- _Your goal_: Please rewrite the rows below with every "Max. standard deviation" replaced by "Maximum standard deviation", changing nothing else. Omit the pictures from your answer.

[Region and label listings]
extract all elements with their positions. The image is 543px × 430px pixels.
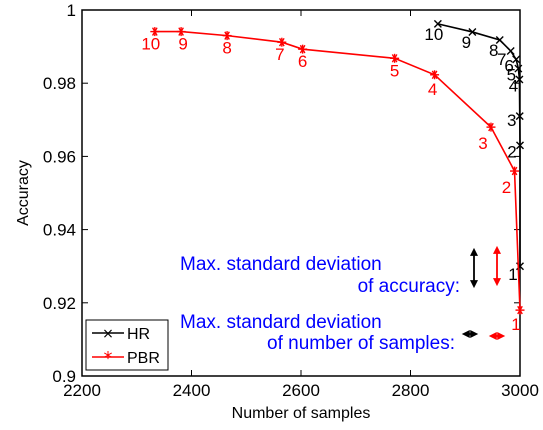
point-label-hr: 3 bbox=[507, 111, 516, 130]
series-line-hr bbox=[437, 23, 521, 267]
point-label-hr: 4 bbox=[509, 77, 518, 96]
x-tick-label: 2200 bbox=[63, 381, 101, 400]
point-label-pbr: 7 bbox=[275, 45, 284, 64]
x-tick-label: 3000 bbox=[501, 381, 539, 400]
y-axis-label: Accuracy bbox=[15, 160, 32, 226]
legend: × HR * PBR bbox=[85, 319, 169, 371]
point-hr bbox=[433, 19, 442, 28]
point-label-pbr: 9 bbox=[178, 35, 187, 54]
point-label-pbr: 3 bbox=[478, 134, 487, 153]
y-tick-label: 0.92 bbox=[43, 294, 76, 313]
point-hr bbox=[516, 141, 524, 150]
point-hr bbox=[515, 75, 524, 84]
legend-pbr-label: PBR bbox=[127, 350, 160, 367]
point-label-hr: 8 bbox=[489, 41, 498, 60]
x-tick-label: 2600 bbox=[282, 381, 320, 400]
annot-accuracy-line2: of accuracy: bbox=[358, 276, 460, 297]
y-tick-label: 0.94 bbox=[43, 221, 76, 240]
x-tick-label: 2400 bbox=[173, 381, 211, 400]
legend-hr-marker: × bbox=[102, 326, 114, 342]
point-pbr bbox=[150, 27, 160, 37]
annot-samples-line1: Max. standard deviation bbox=[180, 312, 382, 333]
point-label-pbr: 6 bbox=[298, 52, 307, 71]
point-pbr bbox=[222, 31, 232, 41]
series-layer bbox=[150, 19, 525, 315]
point-label-pbr: 1 bbox=[511, 315, 520, 334]
legend-pbr-marker: * bbox=[104, 348, 113, 369]
point-pbr bbox=[515, 305, 525, 315]
point-label-hr: 5 bbox=[507, 66, 516, 85]
point-label-hr: 2 bbox=[507, 142, 516, 161]
point-label-pbr: 4 bbox=[428, 80, 437, 99]
point-label-hr: 9 bbox=[462, 33, 471, 52]
point-hr bbox=[512, 55, 521, 64]
point-hr bbox=[506, 46, 515, 55]
series-line-pbr bbox=[154, 30, 521, 311]
point-hr bbox=[495, 36, 504, 45]
point-pbr bbox=[390, 53, 400, 63]
point-hr bbox=[515, 112, 524, 121]
point-pbr bbox=[298, 44, 308, 54]
tick-labels: 2200 2400 2600 2800 3000 0.9 0.92 0.94 0.96 0.98 1 bbox=[43, 1, 539, 400]
point-pbr bbox=[430, 70, 440, 80]
point-label-pbr: 8 bbox=[222, 39, 231, 58]
legend-box bbox=[85, 319, 169, 371]
x-axis-label: Number of samples bbox=[232, 405, 371, 422]
point-label-hr: 1 bbox=[508, 265, 517, 284]
point-label-hr: 6 bbox=[504, 56, 513, 75]
point-label-hr: 10 bbox=[424, 25, 443, 44]
point-hr bbox=[468, 27, 477, 36]
point-pbr bbox=[486, 122, 496, 132]
point-label-pbr: 5 bbox=[390, 61, 399, 80]
point-pbr bbox=[510, 166, 520, 176]
axis-ticks bbox=[81, 9, 521, 377]
point-label-pbr: 10 bbox=[141, 35, 160, 54]
point-pbr bbox=[277, 37, 287, 47]
annot-samples-line2: of number of samples: bbox=[267, 333, 455, 354]
annot-accuracy-line1: Max. standard deviation bbox=[180, 254, 382, 275]
y-tick-label: 0.9 bbox=[52, 367, 76, 386]
y-tick-label: 1 bbox=[67, 1, 76, 20]
x-tick-label: 2800 bbox=[392, 381, 430, 400]
legend-hr-label: HR bbox=[127, 326, 150, 343]
point-hr bbox=[514, 64, 523, 73]
y-tick-label: 0.96 bbox=[43, 147, 76, 166]
y-tick-label: 0.98 bbox=[43, 74, 76, 93]
point-label-pbr: 2 bbox=[502, 178, 511, 197]
std-deviation-arrows bbox=[461, 245, 506, 340]
point-label-hr: 7 bbox=[497, 50, 506, 69]
point-pbr bbox=[176, 27, 186, 37]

- _Solved exercise_:
extract all elements with their positions. The image is 543px × 430px pixels.
point-label-hr: 3 bbox=[507, 111, 516, 130]
series-line-hr bbox=[437, 23, 521, 267]
point-label-hr: 4 bbox=[509, 77, 518, 96]
x-tick-label: 2200 bbox=[63, 381, 101, 400]
point-label-pbr: 7 bbox=[275, 45, 284, 64]
x-tick-label: 3000 bbox=[501, 381, 539, 400]
y-axis-label: Accuracy bbox=[15, 160, 32, 226]
legend: × HR * PBR bbox=[85, 319, 169, 371]
point-hr bbox=[433, 19, 442, 28]
point-label-pbr: 9 bbox=[178, 35, 187, 54]
point-label-pbr: 3 bbox=[478, 134, 487, 153]
y-tick-label: 0.92 bbox=[43, 294, 76, 313]
point-hr bbox=[516, 141, 524, 150]
point-hr bbox=[515, 75, 524, 84]
legend-pbr-label: PBR bbox=[127, 350, 160, 367]
point-label-hr: 8 bbox=[489, 41, 498, 60]
x-tick-label: 2600 bbox=[282, 381, 320, 400]
annot-accuracy-line2: of accuracy: bbox=[358, 276, 460, 297]
y-tick-label: 0.94 bbox=[43, 221, 76, 240]
x-tick-label: 2400 bbox=[173, 381, 211, 400]
legend-hr-marker: × bbox=[102, 326, 114, 342]
point-pbr bbox=[150, 27, 160, 37]
annot-samples-line1: Maximum standard deviation bbox=[180, 312, 382, 333]
point-label-pbr: 6 bbox=[298, 52, 307, 71]
point-pbr bbox=[222, 31, 232, 41]
series-layer bbox=[150, 19, 525, 315]
point-label-pbr: 1 bbox=[511, 315, 520, 334]
legend-pbr-marker: * bbox=[104, 348, 113, 369]
point-pbr bbox=[515, 305, 525, 315]
point-label-hr: 5 bbox=[507, 66, 516, 85]
point-label-hr: 2 bbox=[507, 142, 516, 161]
point-label-pbr: 4 bbox=[428, 80, 437, 99]
point-label-hr: 9 bbox=[462, 33, 471, 52]
point-hr bbox=[512, 55, 521, 64]
point-hr bbox=[506, 46, 515, 55]
series-line-pbr bbox=[154, 30, 521, 311]
point-hr bbox=[495, 36, 504, 45]
point-pbr bbox=[390, 53, 400, 63]
point-hr bbox=[515, 112, 524, 121]
point-pbr bbox=[298, 44, 308, 54]
tick-labels: 2200 2400 2600 2800 3000 0.9 0.92 0.94 0.96 0.98 1 bbox=[43, 1, 539, 400]
point-pbr bbox=[430, 70, 440, 80]
point-label-pbr: 8 bbox=[222, 39, 231, 58]
legend-box bbox=[85, 319, 169, 371]
x-axis-label: Number of samples bbox=[232, 405, 371, 422]
point-label-hr: 1 bbox=[508, 265, 517, 284]
point-label-hr: 6 bbox=[504, 56, 513, 75]
point-label-hr: 10 bbox=[424, 25, 443, 44]
point-hr bbox=[468, 27, 477, 36]
point-pbr bbox=[486, 122, 496, 132]
point-label-pbr: 5 bbox=[390, 61, 399, 80]
point-pbr bbox=[510, 166, 520, 176]
axis-ticks bbox=[81, 9, 521, 377]
point-label-pbr: 10 bbox=[141, 35, 160, 54]
point-pbr bbox=[277, 37, 287, 47]
annot-samples-line2: of number of samples: bbox=[267, 333, 455, 354]
annot-accuracy-line1: Maximum standard deviation bbox=[180, 254, 382, 275]
y-tick-label: 0.9 bbox=[52, 367, 76, 386]
y-tick-label: 1 bbox=[67, 1, 76, 20]
x-tick-label: 2800 bbox=[392, 381, 430, 400]
legend-hr-label: HR bbox=[127, 326, 150, 343]
point-hr bbox=[514, 64, 523, 73]
y-tick-label: 0.96 bbox=[43, 147, 76, 166]
y-tick-label: 0.98 bbox=[43, 74, 76, 93]
point-label-pbr: 2 bbox=[502, 178, 511, 197]
std-deviation-arrows bbox=[461, 245, 506, 340]
point-label-hr: 7 bbox=[497, 50, 506, 69]
point-pbr bbox=[176, 27, 186, 37]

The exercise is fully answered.